----- Data for this exercise
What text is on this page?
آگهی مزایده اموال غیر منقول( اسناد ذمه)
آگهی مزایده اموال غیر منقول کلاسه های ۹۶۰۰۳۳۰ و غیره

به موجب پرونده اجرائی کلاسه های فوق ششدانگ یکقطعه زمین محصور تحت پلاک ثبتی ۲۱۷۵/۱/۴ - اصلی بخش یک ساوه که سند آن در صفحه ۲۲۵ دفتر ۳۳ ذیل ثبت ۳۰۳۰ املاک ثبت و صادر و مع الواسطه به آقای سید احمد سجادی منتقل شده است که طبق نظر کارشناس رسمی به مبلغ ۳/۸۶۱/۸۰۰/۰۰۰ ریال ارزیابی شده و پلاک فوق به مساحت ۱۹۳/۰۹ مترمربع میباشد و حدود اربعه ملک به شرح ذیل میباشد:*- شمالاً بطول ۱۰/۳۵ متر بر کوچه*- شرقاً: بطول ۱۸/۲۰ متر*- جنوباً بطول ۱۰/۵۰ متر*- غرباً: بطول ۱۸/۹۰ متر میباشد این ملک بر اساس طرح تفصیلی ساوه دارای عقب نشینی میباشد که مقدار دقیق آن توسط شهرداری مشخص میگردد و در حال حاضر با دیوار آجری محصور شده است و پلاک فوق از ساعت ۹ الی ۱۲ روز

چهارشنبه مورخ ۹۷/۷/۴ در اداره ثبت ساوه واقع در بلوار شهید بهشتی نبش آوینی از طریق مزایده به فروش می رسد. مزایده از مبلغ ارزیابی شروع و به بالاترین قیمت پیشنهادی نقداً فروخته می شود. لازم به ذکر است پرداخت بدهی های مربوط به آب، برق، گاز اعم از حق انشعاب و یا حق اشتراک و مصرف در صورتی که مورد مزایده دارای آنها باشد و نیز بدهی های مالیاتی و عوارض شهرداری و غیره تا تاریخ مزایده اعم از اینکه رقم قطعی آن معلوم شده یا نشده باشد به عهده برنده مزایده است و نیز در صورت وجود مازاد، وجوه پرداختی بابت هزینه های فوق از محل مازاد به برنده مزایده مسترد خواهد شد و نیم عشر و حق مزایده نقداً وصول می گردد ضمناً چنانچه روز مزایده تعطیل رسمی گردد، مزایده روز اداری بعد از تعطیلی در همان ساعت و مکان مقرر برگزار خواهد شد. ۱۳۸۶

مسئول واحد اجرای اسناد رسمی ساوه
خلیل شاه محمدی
----------
Write out every entry exactly as given.

[Response to this task]
What text is on this page?
آگهی مزایده اموال غیر منقول( اسناد ذمه)
آگهی مزایده اموال غیر منقول کلاسه های ۹۶۰۰۳۳۰ و غیره

به موجب پرونده اجرائی کلاسه های فوق ششدانگ یکقطعه زمین محصور تحت پلاک ثبتی ۲۱۷۵/۱/۴ - اصلی بخش یک ساوه که سند آن در صفحه ۲۲۵ دفتر ۳۳ ذیل ثبت ۳۰۳۰ املاک ثبت و صادر و مع الواسطه به آقای سید احمد سجادی منتقل شده است که طبق نظر کارشناس رسمی به مبلغ ۳/۸۶۱/۸۰۰/۰۰۰ ریال ارزیابی شده و پلاک فوق به مساحت ۱۹۳/۰۹ مترمربع میباشد و حدود اربعه ملک به شرح ذیل میباشد:*- شمالاً بطول ۱۰/۳۵ متر بر کوچه*- شرقاً: بطول ۱۸/۲۰ متر*- جنوباً بطول ۱۰/۵۰ متر*- غرباً: بطول ۱۸/۹۰ متر میباشد این ملک بر اساس طرح تفصیلی ساوه دارای عقب نشینی میباشد که مقدار دقیق آن توسط شهرداری مشخص میگردد و در حال حاضر با دیوار آجری محصور شده است و پلاک فوق از ساعت ۹ الی ۱۲ روز

چهارشنبه مورخ ۹۷/۷/۴ در اداره ثبت ساوه واقع در بلوار شهید بهشتی نبش آوینی از طریق مزایده به فروش می رسد. مزایده از مبلغ ارزیابی شروع و به بالاترین قیمت پیشنهادی نقداً فروخته می شود. لازم به ذکر است پرداخت بدهی های مربوط به آب، برق، گاز اعم از حق انشعاب و یا حق اشتراک و مصرف در صورتی که مورد مزایده دارای آنها باشد و نیز بدهی های مالیاتی و عوارض شهرداری و غیره تا تاریخ مزایده اعم از اینکه رقم قطعی آن معلوم شده یا نشده باشد به عهده برنده مزایده است و نیز در صورت وجود مازاد، وجوه پرداختی بابت هزینه های فوق از محل مازاد به برنده مزایده مسترد خواهد شد و نیم عشر و حق مزایده نقداً وصول می گردد ضمناً چنانچه روز مزایده تعطیل رسمی گردد، مزایده روز اداری بعد از تعطیلی در همان ساعت و مکان مقرر برگزار خواهد شد. ۱۳۸۶

مسئول واحد اجرای اسناد رسمی ساوه
خلیل شاه محمدی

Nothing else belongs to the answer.